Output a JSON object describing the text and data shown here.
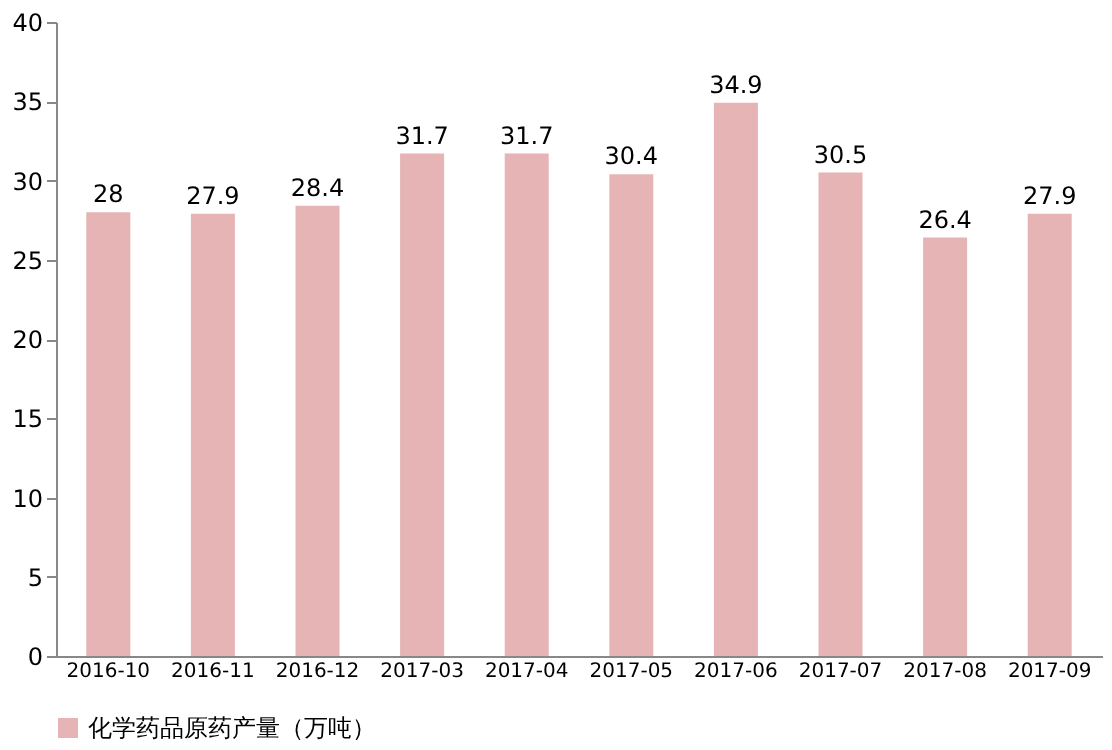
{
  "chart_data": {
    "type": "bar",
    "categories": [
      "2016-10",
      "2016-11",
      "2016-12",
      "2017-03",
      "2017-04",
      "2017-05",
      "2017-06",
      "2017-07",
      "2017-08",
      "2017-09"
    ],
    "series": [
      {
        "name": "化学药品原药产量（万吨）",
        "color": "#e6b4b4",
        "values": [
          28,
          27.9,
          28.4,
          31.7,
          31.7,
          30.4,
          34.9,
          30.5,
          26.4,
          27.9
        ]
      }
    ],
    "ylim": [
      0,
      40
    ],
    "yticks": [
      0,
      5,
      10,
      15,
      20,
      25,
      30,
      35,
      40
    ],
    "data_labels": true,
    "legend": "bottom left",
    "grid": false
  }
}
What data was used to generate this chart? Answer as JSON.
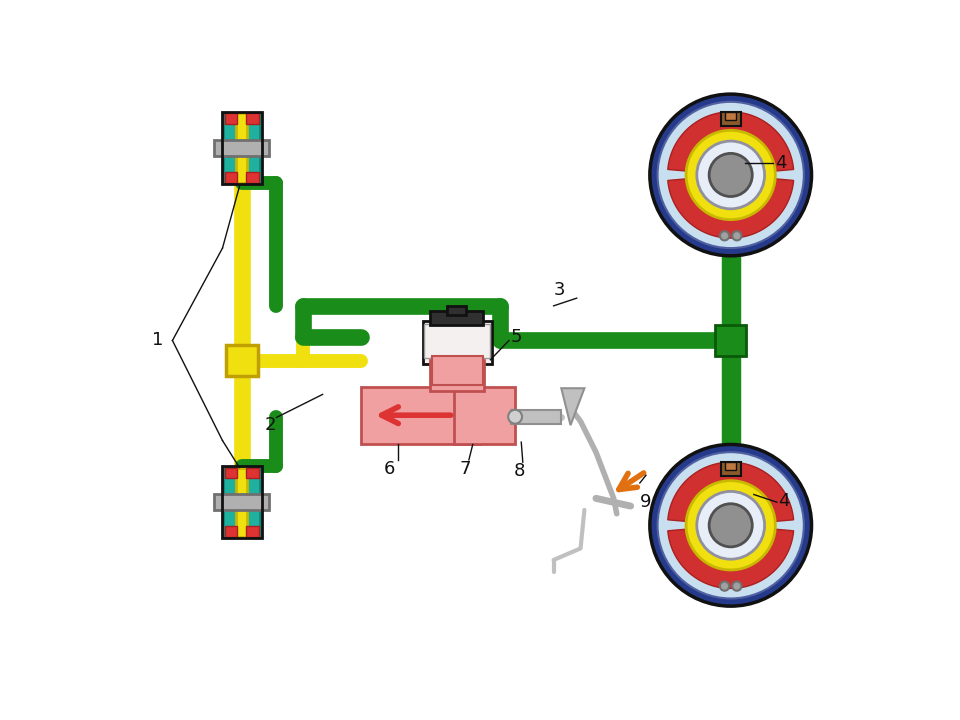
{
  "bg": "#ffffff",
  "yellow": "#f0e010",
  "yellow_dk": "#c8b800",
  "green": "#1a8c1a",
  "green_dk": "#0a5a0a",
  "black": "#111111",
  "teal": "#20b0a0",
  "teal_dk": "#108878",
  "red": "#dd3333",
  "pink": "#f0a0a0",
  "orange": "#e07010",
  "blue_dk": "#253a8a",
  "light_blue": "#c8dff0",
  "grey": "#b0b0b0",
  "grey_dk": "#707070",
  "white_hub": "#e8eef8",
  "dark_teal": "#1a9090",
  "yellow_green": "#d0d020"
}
==========
**THE REQUEST**. In the data above, find the line containing "What data was"; from there, please write out each line through the end, exactly, with the pictures omitted.

**TASK OUTPUT**.
What data was used to generate this chart? Answer as JSON.
{
  "bg": "#ffffff",
  "yellow": "#f0e010",
  "yellow_dk": "#c8b800",
  "green": "#1a8c1a",
  "green_dk": "#0a5a0a",
  "black": "#111111",
  "teal": "#20b0a0",
  "teal_dk": "#108878",
  "red": "#dd3333",
  "pink": "#f0a0a0",
  "orange": "#e07010",
  "blue_dk": "#253a8a",
  "light_blue": "#c8dff0",
  "grey": "#b0b0b0",
  "grey_dk": "#707070",
  "white_hub": "#e8eef8",
  "dark_teal": "#1a9090",
  "yellow_green": "#d0d020"
}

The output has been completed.